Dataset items
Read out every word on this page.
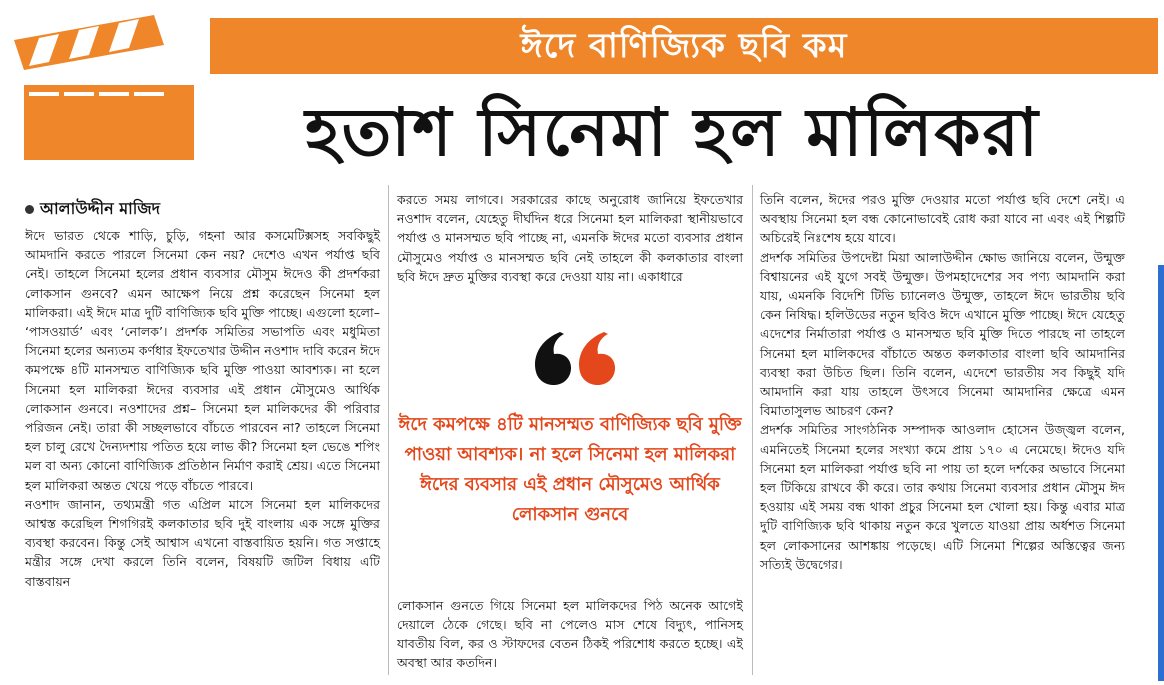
ঈদে বাণিজ্যিক ছবি কম
হতাশ সিনেমা হল মালিকরা
আলাউদ্দীন মাজিদ

ঈদে ভারত থেকে শাড়ি, চুড়ি, গহনা আর কসমেটিক্সসহ সবকিছুই আমদানি করতে পারলে সিনেমা কেন নয়? দেশেও এখন পর্যাপ্ত ছবি নেই। তাহলে সিনেমা হলের প্রধান ব্যবসার মৌসুম ঈদেও কী প্রদর্শকরা লোকসান গুনবে? এমন আক্ষেপ নিয়ে প্রশ্ন করেছেন সিনেমা হল মালিকরা। এই ঈদে মাত্র দুটি বাণিজ্যিক ছবি মুক্তি পাচ্ছে। এগুলো হলো– ‘পাসওয়ার্ড’ এবং ‘নোলক’। প্রদর্শক সমিতির সভাপতি এবং মধুমিতা সিনেমা হলের অন্যতম কর্ণধার ইফতেখার উদ্দীন নওশাদ দাবি করেন ঈদে কমপক্ষে ৪টি মানসম্মত বাণিজ্যিক ছবি মুক্তি পাওয়া আবশ্যক। না হলে সিনেমা হল মালিকরা ঈদের ব্যবসার এই প্রধান মৌসুমেও আর্থিক লোকসান গুনবে। নওশাদের প্রশ্ন– সিনেমা হল মালিকদের কী পরিবার পরিজন নেই। তারা কী সচ্ছলভাবে বাঁচতে পারবেন না? তাহলে সিনেমা হল চালু রেখে দৈন্যদশায় পতিত হয়ে লাভ কী? সিনেমা হল ভেঙে শপিং মল বা অন্য কোনো বাণিজ্যিক প্রতিষ্ঠান নির্মাণ করাই শ্রেয়। এতে সিনেমা হল মালিকরা অন্তত খেয়ে পড়ে বাঁচতে পারবে।

নওশাদ জানান, তথ্যমন্ত্রী গত এপ্রিল মাসে সিনেমা হল মালিকদের আশ্বস্ত করেছিল শিগগিরই কলকাতার ছবি দুই বাংলায় এক সঙ্গে মুক্তির ব্যবস্থা করবেন। কিন্তু সেই আশ্বাস এখনো বাস্তবায়িত হয়নি। গত সপ্তাহে মন্ত্রীর সঙ্গে দেখা করলে তিনি বলেন, বিষয়টি জটিল বিধায় এটি বাস্তবায়ন

করতে সময় লাগবে। সরকারের কাছে অনুরোধ জানিয়ে ইফতেখার নওশাদ বলেন, যেহেতু দীর্ঘদিন ধরে সিনেমা হল মালিকরা স্থানীয়ভাবে পর্যাপ্ত ও মানসম্মত ছবি পাচ্ছে না, এমনকি ঈদের মতো ব্যবসার প্রধান মৌসুমেও পর্যাপ্ত ও মানসম্মত ছবি নেই তাহলে কী কলকাতার বাংলা ছবি ঈদে দ্রুত মুক্তির ব্যবস্থা করে দেওয়া যায় না। একাধারে

ঈদে কমপক্ষে ৪টি মানসম্মত বাণিজ্যিক ছবি মুক্তি পাওয়া আবশ্যক। না হলে সিনেমা হল মালিকরা ঈদের ব্যবসার এই প্রধান মৌসুমেও আর্থিক লোকসান গুনবে

লোকসান গুনতে গিয়ে সিনেমা হল মালিকদের পিঠ অনেক আগেই দেয়ালে ঠেকে গেছে। ছবি না পেলেও মাস শেষে বিদ্যুৎ, পানিসহ যাবতীয় বিল, কর ও স্টাফদের বেতন ঠিকই পরিশোধ করতে হচ্ছে। এই অবস্থা আর কতদিন।

তিনি বলেন, ঈদের পরও মুক্তি দেওয়ার মতো পর্যাপ্ত ছবি দেশে নেই। এ অবস্থায় সিনেমা হল বন্ধ কোনোভাবেই রোধ করা যাবে না এবং এই শিল্পটি অচিরেই নিঃশেষ হয়ে যাবে।

প্রদর্শক সমিতির উপদেষ্টা মিয়া আলাউদ্দীন ক্ষোভ জানিয়ে বলেন, উন্মুক্ত বিশ্বায়নের এই যুগে সবই উন্মুক্ত। উপমহাদেশের সব পণ্য আমদানি করা যায়, এমনকি বিদেশি টিভি চ্যানেলও উন্মুক্ত, তাহলে ঈদে ভারতীয় ছবি কেন নিষিদ্ধ। হলিউডের নতুন ছবিও ঈদে এখানে মুক্তি পাচ্ছে। ঈদে যেহেতু এদেশের নির্মাতারা পর্যাপ্ত ও মানসম্মত ছবি মুক্তি দিতে পারছে না তাহলে সিনেমা হল মালিকদের বাঁচাতে অন্তত কলকাতার বাংলা ছবি আমদানির ব্যবস্থা করা উচিত ছিল। তিনি বলেন, এদেশে ভারতীয় সব কিছুই যদি আমদানি করা যায় তাহলে উৎসবে সিনেমা আমদানির ক্ষেত্রে এমন বিমাতাসুলভ আচরণ কেন?

প্রদর্শক সমিতির সাংগঠনিক সম্পাদক আওলাদ হোসেন উজ্জ্বল বলেন, এমনিতেই সিনেমা হলের সংখ্যা কমে প্রায় ১৭০ এ নেমেছে। ঈদেও যদি সিনেমা হল মালিকরা পর্যাপ্ত ছবি না পায় তা হলে দর্শকের অভাবে সিনেমা হল টিকিয়ে রাখবে কী করে। তার কথায় সিনেমা ব্যবসার প্রধান মৌসুম ঈদ হওয়ায় এই সময় বন্ধ থাকা প্রচুর সিনেমা হল খোলা হয়। কিন্তু এবার মাত্র দুটি বাণিজ্যিক ছবি থাকায় নতুন করে খুলতে যাওয়া প্রায় অর্ধশত সিনেমা হল লোকসানের আশঙ্কায় পড়েছে। এটি সিনেমা শিল্পের অস্তিত্বের জন্য সত্যিই উদ্বেগের।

Problem statement> In the entries above, find every line with the word "এমনক" and list it.

Answer to the task>
করতে সময় লাগবে। সরকারের কাছে অনুরোধ জানিয়ে ইফতেখার নওশাদ বলেন, যেহেতু দীর্ঘদিন ধরে সিনেমা হল মালিকরা স্থানীয়ভাবে পর্যাপ্ত ও মানসম্মত ছবি পাচ্ছে না, এমনকি ঈদের মতো ব্যবসার প্রধান মৌসুমেও পর্যাপ্ত ও মানসম্মত ছবি নেই তাহলে কী কলকাতার বাংলা ছবি ঈদে দ্রুত মুক্তির ব্যবস্থা করে দেওয়া যায় না। একাধারে
প্রদর্শক সমিতির উপদেষ্টা মিয়া আলাউদ্দীন ক্ষোভ জানিয়ে বলেন, উন্মুক্ত বিশ্বায়নের এই যুগে সবই উন্মুক্ত। উপমহাদেশের সব পণ্য আমদানি করা যায়, এমনকি বিদেশি টিভি চ্যানেলও উন্মুক্ত, তাহলে ঈদে ভারতীয় ছবি কেন নিষিদ্ধ। হলিউডের নতুন ছবিও ঈদে এখানে মুক্তি পাচ্ছে। ঈদে যেহেতু এদেশের নির্মাতারা পর্যাপ্ত ও মানসম্মত ছবি মুক্তি দিতে পারছে না তাহলে সিনেমা হল মালিকদের বাঁচাতে অন্তত কলকাতার বাংলা ছবি আমদানির ব্যবস্থা করা উচিত ছিল। তিনি বলেন, এদেশে ভারতীয় সব কিছুই যদি আমদানি করা যায় তাহলে উৎসবে সিনেমা আমদানির ক্ষেত্রে এমন বিমাতাসুলভ আচরণ কেন?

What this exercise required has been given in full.